** Begin **
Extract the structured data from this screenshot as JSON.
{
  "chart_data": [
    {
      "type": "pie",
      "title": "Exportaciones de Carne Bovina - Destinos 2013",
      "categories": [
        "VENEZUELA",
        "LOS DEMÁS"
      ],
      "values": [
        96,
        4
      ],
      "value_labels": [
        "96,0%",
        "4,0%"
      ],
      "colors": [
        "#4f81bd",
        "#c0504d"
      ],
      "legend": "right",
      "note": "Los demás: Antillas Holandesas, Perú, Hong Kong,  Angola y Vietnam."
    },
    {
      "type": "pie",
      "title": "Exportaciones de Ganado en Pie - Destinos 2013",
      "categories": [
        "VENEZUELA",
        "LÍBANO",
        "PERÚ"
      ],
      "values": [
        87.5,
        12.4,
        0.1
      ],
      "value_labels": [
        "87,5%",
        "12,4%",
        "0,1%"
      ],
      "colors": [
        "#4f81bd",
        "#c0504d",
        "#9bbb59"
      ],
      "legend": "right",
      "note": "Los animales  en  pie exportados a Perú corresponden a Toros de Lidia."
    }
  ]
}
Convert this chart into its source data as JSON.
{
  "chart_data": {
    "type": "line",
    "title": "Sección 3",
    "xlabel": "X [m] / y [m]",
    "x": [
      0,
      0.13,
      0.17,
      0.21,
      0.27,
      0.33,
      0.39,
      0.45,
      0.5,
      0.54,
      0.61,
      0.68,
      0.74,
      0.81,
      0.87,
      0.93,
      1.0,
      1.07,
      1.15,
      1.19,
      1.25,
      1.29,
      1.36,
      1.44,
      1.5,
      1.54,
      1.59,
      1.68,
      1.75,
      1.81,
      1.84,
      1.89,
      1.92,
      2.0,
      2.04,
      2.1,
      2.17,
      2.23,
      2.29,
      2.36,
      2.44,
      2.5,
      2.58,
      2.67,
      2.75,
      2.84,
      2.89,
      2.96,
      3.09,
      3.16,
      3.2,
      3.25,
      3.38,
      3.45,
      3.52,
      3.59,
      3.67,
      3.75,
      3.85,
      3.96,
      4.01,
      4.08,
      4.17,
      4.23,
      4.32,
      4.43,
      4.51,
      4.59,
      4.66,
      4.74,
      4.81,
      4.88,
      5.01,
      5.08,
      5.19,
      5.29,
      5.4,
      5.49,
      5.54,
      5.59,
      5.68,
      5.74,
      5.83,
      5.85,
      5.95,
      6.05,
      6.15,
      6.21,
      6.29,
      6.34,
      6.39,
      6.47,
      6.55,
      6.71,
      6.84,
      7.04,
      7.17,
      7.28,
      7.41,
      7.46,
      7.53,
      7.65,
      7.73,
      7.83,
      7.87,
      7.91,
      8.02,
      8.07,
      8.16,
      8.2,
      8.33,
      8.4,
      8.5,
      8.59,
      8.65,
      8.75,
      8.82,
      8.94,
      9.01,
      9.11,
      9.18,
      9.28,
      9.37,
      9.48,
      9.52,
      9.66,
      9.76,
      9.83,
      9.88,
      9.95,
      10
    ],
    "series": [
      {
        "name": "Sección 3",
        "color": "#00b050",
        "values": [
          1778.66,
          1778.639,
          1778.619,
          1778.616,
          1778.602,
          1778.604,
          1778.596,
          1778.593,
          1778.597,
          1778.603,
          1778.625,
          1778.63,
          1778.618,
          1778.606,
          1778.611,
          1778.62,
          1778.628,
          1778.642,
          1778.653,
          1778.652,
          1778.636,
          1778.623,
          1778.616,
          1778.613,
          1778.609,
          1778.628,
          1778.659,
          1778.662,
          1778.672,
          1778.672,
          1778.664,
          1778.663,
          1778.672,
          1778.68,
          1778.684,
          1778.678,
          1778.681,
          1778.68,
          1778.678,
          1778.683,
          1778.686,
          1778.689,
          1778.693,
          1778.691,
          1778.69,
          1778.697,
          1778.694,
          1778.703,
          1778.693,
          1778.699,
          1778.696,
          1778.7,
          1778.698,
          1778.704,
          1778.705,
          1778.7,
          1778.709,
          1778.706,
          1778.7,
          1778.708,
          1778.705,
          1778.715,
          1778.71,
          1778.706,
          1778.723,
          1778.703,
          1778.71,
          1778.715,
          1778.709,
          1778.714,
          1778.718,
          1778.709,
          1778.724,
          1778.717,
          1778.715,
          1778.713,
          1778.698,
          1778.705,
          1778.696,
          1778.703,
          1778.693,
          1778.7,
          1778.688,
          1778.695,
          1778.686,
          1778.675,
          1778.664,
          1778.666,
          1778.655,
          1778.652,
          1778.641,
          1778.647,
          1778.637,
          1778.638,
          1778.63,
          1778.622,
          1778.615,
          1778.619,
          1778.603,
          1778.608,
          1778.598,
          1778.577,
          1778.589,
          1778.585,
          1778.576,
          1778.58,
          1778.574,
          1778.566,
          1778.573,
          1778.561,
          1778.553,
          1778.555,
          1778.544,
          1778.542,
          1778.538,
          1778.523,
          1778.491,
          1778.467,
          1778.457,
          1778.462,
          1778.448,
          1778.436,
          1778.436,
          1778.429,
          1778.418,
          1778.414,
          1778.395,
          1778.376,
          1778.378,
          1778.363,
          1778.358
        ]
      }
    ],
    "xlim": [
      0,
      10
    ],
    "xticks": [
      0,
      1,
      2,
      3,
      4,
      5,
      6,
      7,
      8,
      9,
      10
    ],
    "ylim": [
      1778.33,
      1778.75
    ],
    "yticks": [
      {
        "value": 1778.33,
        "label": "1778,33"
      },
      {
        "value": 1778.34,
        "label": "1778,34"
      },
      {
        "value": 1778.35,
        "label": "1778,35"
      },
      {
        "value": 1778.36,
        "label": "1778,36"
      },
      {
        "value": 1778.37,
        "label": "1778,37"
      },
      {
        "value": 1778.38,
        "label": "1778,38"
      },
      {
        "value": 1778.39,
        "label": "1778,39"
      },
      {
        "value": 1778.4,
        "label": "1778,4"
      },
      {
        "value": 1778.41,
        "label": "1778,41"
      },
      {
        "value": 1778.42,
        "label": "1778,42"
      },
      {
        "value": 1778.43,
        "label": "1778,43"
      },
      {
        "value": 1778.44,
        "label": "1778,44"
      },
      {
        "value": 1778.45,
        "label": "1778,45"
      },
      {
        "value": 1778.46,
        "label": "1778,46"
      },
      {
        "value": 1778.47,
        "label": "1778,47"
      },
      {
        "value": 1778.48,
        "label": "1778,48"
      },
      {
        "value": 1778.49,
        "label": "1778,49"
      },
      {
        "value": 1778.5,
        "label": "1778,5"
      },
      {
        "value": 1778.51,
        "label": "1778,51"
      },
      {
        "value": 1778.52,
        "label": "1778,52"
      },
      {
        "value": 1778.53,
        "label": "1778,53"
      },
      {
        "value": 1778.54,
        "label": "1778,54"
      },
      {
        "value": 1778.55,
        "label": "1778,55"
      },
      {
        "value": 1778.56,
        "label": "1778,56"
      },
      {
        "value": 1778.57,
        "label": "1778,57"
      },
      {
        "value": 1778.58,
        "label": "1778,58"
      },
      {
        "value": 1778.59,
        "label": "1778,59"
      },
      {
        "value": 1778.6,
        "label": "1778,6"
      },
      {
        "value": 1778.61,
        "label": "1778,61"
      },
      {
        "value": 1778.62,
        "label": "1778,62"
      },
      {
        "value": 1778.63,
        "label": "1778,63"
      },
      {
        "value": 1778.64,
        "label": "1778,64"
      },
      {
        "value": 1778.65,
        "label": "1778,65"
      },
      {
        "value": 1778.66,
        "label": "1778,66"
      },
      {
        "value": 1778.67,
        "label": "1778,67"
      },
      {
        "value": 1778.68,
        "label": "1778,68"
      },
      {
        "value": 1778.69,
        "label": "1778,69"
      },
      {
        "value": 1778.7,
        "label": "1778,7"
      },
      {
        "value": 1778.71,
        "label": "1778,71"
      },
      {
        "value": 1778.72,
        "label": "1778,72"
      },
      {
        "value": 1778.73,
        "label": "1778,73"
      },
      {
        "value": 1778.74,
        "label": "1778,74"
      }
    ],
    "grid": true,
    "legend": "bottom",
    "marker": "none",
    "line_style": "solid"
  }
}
** End **
:: STATED TASK ::
Return all lines containing the word "this".

:: OUTPUT OF THE EXERCISE ::
Extract the structured data from this screenshot as JSON.
Convert this chart into its source data as JSON.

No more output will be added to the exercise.